Work to complete:
Take the entries below and print all of them exactly, please.

Record list:
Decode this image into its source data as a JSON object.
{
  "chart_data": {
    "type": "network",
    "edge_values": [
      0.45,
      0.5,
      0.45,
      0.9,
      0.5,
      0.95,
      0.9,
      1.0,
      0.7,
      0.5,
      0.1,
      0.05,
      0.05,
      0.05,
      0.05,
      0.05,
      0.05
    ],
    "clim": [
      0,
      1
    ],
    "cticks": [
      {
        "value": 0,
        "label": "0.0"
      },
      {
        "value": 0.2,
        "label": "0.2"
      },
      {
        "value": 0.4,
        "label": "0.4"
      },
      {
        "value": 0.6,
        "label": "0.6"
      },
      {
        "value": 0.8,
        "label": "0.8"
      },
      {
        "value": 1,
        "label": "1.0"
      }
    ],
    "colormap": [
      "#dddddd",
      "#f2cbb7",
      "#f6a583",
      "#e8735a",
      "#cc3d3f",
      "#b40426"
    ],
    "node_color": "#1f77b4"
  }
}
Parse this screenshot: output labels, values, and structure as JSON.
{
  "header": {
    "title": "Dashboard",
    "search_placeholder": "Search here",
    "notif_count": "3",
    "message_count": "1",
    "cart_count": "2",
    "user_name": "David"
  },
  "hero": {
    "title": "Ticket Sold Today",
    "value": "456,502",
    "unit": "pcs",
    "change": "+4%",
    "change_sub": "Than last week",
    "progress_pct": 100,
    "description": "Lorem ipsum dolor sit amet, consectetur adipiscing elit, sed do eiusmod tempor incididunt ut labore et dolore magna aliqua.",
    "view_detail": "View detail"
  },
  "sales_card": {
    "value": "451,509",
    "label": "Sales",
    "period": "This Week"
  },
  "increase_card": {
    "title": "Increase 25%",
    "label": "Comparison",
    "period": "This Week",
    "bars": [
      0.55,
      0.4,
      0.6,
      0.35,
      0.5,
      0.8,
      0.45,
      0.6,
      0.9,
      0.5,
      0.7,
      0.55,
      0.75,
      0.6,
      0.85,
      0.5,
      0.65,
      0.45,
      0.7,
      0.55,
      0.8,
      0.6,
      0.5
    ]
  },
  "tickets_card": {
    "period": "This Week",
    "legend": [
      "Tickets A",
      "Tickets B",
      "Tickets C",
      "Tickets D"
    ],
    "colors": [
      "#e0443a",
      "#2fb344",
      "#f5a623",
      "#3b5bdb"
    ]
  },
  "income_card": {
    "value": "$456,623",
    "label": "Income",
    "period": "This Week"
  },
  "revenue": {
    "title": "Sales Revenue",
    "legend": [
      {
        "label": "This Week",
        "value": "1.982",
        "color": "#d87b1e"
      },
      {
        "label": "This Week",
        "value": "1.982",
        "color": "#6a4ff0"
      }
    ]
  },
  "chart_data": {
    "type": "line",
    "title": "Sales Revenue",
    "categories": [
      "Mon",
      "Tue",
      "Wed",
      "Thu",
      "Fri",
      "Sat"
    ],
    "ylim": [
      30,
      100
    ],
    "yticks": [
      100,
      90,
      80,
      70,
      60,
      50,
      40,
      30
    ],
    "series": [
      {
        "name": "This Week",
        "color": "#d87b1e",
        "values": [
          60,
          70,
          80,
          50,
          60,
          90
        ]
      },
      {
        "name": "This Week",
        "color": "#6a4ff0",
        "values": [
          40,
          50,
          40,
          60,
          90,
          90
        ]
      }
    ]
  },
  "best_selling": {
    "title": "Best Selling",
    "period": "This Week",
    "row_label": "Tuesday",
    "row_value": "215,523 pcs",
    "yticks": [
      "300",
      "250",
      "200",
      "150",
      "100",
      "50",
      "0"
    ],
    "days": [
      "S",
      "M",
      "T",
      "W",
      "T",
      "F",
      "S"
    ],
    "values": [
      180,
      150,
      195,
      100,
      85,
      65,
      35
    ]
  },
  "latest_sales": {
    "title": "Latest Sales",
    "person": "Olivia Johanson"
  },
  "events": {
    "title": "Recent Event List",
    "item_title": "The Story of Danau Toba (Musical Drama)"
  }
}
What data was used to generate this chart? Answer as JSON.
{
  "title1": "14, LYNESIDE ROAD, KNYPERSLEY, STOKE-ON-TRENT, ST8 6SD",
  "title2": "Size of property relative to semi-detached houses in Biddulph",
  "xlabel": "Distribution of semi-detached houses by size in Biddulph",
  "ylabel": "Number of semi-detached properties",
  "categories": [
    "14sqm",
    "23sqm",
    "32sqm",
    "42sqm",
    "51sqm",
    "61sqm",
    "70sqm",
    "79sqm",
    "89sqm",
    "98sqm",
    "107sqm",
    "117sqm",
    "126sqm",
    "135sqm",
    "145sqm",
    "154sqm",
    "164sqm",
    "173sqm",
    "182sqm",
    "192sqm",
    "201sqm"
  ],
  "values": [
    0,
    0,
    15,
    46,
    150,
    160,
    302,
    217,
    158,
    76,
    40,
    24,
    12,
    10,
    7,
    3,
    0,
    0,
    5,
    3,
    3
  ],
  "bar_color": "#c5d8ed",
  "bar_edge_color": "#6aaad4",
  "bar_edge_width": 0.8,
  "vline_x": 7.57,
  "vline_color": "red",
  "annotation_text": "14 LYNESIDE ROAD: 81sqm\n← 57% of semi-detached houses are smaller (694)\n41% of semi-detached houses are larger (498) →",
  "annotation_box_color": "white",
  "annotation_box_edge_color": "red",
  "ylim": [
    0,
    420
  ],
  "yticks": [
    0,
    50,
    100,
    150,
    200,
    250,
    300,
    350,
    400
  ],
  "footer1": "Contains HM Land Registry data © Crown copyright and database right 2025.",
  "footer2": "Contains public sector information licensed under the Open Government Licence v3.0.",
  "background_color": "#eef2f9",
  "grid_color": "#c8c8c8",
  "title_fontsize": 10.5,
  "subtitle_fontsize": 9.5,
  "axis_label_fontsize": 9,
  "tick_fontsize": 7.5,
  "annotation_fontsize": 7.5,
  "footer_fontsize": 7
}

Task answer:
Decode this image into its source data as a JSON object.
{
  "chart_data": {
    "type": "network",
    "edge_values": [
      0.45,
      0.5,
      0.45,
      0.9,
      0.5,
      0.95,
      0.9,
      1.0,
      0.7,
      0.5,
      0.1,
      0.05,
      0.05,
      0.05,
      0.05,
      0.05,
      0.05
    ],
    "clim": [
      0,
      1
    ],
    "cticks": [
      {
        "value": 0,
        "label": "0.0"
      },
      {
        "value": 0.2,
        "label": "0.2"
      },
      {
        "value": 0.4,
        "label": "0.4"
      },
      {
        "value": 0.6,
        "label": "0.6"
      },
      {
        "value": 0.8,
        "label": "0.8"
      },
      {
        "value": 1,
        "label": "1.0"
      }
    ],
    "colormap": [
      "#dddddd",
      "#f2cbb7",
      "#f6a583",
      "#e8735a",
      "#cc3d3f",
      "#b40426"
    ],
    "node_color": "#1f77b4"
  }
}
Parse this screenshot: output labels, values, and structure as JSON.
{
  "header": {
    "title": "Dashboard",
    "search_placeholder": "Search here",
    "notif_count": "3",
    "message_count": "1",
    "cart_count": "2",
    "user_name": "David"
  },
  "hero": {
    "title": "Ticket Sold Today",
    "value": "456,502",
    "unit": "pcs",
    "change": "+4%",
    "change_sub": "Than last week",
    "progress_pct": 100,
    "description": "Lorem ipsum dolor sit amet, consectetur adipiscing elit, sed do eiusmod tempor incididunt ut labore et dolore magna aliqua.",
    "view_detail": "View detail"
  },
  "sales_card": {
    "value": "451,509",
    "label": "Sales",
    "period": "This Week"
  },
  "increase_card": {
    "title": "Increase 25%",
    "label": "Comparison",
    "period": "This Week",
    "bars": [
      0.55,
      0.4,
      0.6,
      0.35,
      0.5,
      0.8,
      0.45,
      0.6,
      0.9,
      0.5,
      0.7,
      0.55,
      0.75,
      0.6,
      0.85,
      0.5,
      0.65,
      0.45,
      0.7,
      0.55,
      0.8,
      0.6,
      0.5
    ]
  },
  "tickets_card": {
    "period": "This Week",
    "legend": [
      "Tickets A",
      "Tickets B",
      "Tickets C",
      "Tickets D"
    ],
    "colors": [
      "#e0443a",
      "#2fb344",
      "#f5a623",
      "#3b5bdb"
    ]
  },
  "income_card": {
    "value": "$456,623",
    "label": "Income",
    "period": "This Week"
  },
  "revenue": {
    "title": "Sales Revenue",
    "legend": [
      {
        "label": "This Week",
        "value": "1.982",
        "color": "#d87b1e"
      },
      {
        "label": "This Week",
        "value": "1.982",
        "color": "#6a4ff0"
      }
    ]
  },
  "chart_data": {
    "type": "line",
    "title": "Sales Revenue",
    "categories": [
      "Mon",
      "Tue",
      "Wed",
      "Thu",
      "Fri",
      "Sat"
    ],
    "ylim": [
      30,
      100
    ],
    "yticks": [
      100,
      90,
      80,
      70,
      60,
      50,
      40,
      30
    ],
    "series": [
      {
        "name": "This Week",
        "color": "#d87b1e",
        "values": [
          60,
          70,
          80,
          50,
          60,
          90
        ]
      },
      {
        "name": "This Week",
        "color": "#6a4ff0",
        "values": [
          40,
          50,
          40,
          60,
          90,
          90
        ]
      }
    ]
  },
  "best_selling": {
    "title": "Best Selling",
    "period": "This Week",
    "row_label": "Tuesday",
    "row_value": "215,523 pcs",
    "yticks": [
      "300",
      "250",
      "200",
      "150",
      "100",
      "50",
      "0"
    ],
    "days": [
      "S",
      "M",
      "T",
      "W",
      "T",
      "F",
      "S"
    ],
    "values": [
      180,
      150,
      195,
      100,
      85,
      65,
      35
    ]
  },
  "latest_sales": {
    "title": "Latest Sales",
    "person": "Olivia Johanson"
  },
  "events": {
    "title": "Recent Event List",
    "item_title": "The Story of Danau Toba (Musical Drama)"
  }
}
What data was used to generate this chart? Answer as JSON.
{
  "title1": "14, LYNESIDE ROAD, KNYPERSLEY, STOKE-ON-TRENT, ST8 6SD",
  "title2": "Size of property relative to semi-detached houses in Biddulph",
  "xlabel": "Distribution of semi-detached houses by size in Biddulph",
  "ylabel": "Number of semi-detached properties",
  "categories": [
    "14sqm",
    "23sqm",
    "32sqm",
    "42sqm",
    "51sqm",
    "61sqm",
    "70sqm",
    "79sqm",
    "89sqm",
    "98sqm",
    "107sqm",
    "117sqm",
    "126sqm",
    "135sqm",
    "145sqm",
    "154sqm",
    "164sqm",
    "173sqm",
    "182sqm",
    "192sqm",
    "201sqm"
  ],
  "values": [
    0,
    0,
    15,
    46,
    150,
    160,
    302,
    217,
    158,
    76,
    40,
    24,
    12,
    10,
    7,
    3,
    0,
    0,
    5,
    3,
    3
  ],
  "bar_color": "#c5d8ed",
  "bar_edge_color": "#6aaad4",
  "bar_edge_width": 0.8,
  "vline_x": 7.57,
  "vline_color": "red",
  "annotation_text": "14 LYNESIDE ROAD: 81sqm\n← 57% of semi-detached houses are smaller (694)\n41% of semi-detached houses are larger (498) →",
  "annotation_box_color": "white",
  "annotation_box_edge_color": "red",
  "ylim": [
    0,
    420
  ],
  "yticks": [
    0,
    50,
    100,
    150,
    200,
    250,
    300,
    350,
    400
  ],
  "footer1": "Contains HM Land Registry data © Crown copyright and database right 2025.",
  "footer2": "Contains public sector information licensed under the Open Government Licence v3.0.",
  "background_color": "#eef2f9",
  "grid_color": "#c8c8c8",
  "title_fontsize": 10.5,
  "subtitle_fontsize": 9.5,
  "axis_label_fontsize": 9,
  "tick_fontsize": 7.5,
  "annotation_fontsize": 7.5,
  "footer_fontsize": 7
}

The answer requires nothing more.